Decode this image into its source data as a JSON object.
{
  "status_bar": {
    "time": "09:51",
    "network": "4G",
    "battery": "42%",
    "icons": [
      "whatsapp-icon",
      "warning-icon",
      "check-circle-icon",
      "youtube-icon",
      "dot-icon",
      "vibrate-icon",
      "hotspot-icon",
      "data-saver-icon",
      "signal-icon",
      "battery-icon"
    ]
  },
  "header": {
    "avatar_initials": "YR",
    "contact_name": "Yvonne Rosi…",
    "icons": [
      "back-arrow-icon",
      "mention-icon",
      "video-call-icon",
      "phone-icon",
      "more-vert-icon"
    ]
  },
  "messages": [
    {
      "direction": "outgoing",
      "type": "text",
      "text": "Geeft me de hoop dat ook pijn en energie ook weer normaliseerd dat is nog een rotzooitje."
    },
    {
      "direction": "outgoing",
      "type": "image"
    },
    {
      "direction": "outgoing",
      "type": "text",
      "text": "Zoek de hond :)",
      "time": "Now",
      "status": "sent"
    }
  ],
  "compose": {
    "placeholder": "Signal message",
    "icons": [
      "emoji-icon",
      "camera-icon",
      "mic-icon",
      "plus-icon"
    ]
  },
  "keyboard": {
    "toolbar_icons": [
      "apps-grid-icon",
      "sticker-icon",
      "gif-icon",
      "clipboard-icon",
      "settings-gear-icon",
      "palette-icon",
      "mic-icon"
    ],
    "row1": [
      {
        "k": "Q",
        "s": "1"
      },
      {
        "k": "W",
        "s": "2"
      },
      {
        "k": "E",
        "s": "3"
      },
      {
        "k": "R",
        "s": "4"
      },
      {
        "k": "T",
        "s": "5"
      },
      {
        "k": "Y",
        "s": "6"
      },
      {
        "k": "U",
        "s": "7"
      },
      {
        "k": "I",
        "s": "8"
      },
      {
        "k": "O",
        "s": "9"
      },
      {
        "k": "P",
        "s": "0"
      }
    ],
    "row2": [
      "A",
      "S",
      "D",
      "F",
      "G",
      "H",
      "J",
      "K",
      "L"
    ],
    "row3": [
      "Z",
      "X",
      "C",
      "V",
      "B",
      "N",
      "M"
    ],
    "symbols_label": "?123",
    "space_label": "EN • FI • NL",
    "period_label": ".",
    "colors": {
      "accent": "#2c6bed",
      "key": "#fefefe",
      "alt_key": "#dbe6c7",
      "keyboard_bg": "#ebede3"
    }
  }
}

--------------------------------------------------

Task description:
Copy out the full material exactly as it appears.

Reply to the exercise:
Decode this image into its source data as a JSON object.
{
  "status_bar": {
    "time": "09:51",
    "network": "4G",
    "battery": "42%",
    "icons": [
      "whatsapp-icon",
      "warning-icon",
      "check-circle-icon",
      "youtube-icon",
      "dot-icon",
      "vibrate-icon",
      "hotspot-icon",
      "data-saver-icon",
      "signal-icon",
      "battery-icon"
    ]
  },
  "header": {
    "avatar_initials": "YR",
    "contact_name": "Yvonne Rosi…",
    "icons": [
      "back-arrow-icon",
      "mention-icon",
      "video-call-icon",
      "phone-icon",
      "more-vert-icon"
    ]
  },
  "messages": [
    {
      "direction": "outgoing",
      "type": "text",
      "text": "Geeft me de hoop dat ook pijn en energie ook weer normaliseerd dat is nog een rotzooitje."
    },
    {
      "direction": "outgoing",
      "type": "image"
    },
    {
      "direction": "outgoing",
      "type": "text",
      "text": "Zoek de hond :)",
      "time": "Now",
      "status": "sent"
    }
  ],
  "compose": {
    "placeholder": "Signal message",
    "icons": [
      "emoji-icon",
      "camera-icon",
      "mic-icon",
      "plus-icon"
    ]
  },
  "keyboard": {
    "toolbar_icons": [
      "apps-grid-icon",
      "sticker-icon",
      "gif-icon",
      "clipboard-icon",
      "settings-gear-icon",
      "palette-icon",
      "mic-icon"
    ],
    "row1": [
      {
        "k": "Q",
        "s": "1"
      },
      {
        "k": "W",
        "s": "2"
      },
      {
        "k": "E",
        "s": "3"
      },
      {
        "k": "R",
        "s": "4"
      },
      {
        "k": "T",
        "s": "5"
      },
      {
        "k": "Y",
        "s": "6"
      },
      {
        "k": "U",
        "s": "7"
      },
      {
        "k": "I",
        "s": "8"
      },
      {
        "k": "O",
        "s": "9"
      },
      {
        "k": "P",
        "s": "0"
      }
    ],
    "row2": [
      "A",
      "S",
      "D",
      "F",
      "G",
      "H",
      "J",
      "K",
      "L"
    ],
    "row3": [
      "Z",
      "X",
      "C",
      "V",
      "B",
      "N",
      "M"
    ],
    "symbols_label": "?123",
    "space_label": "EN • FI • NL",
    "period_label": ".",
    "colors": {
      "accent": "#2c6bed",
      "key": "#fefefe",
      "alt_key": "#dbe6c7",
      "keyboard_bg": "#ebede3"
    }
  }
}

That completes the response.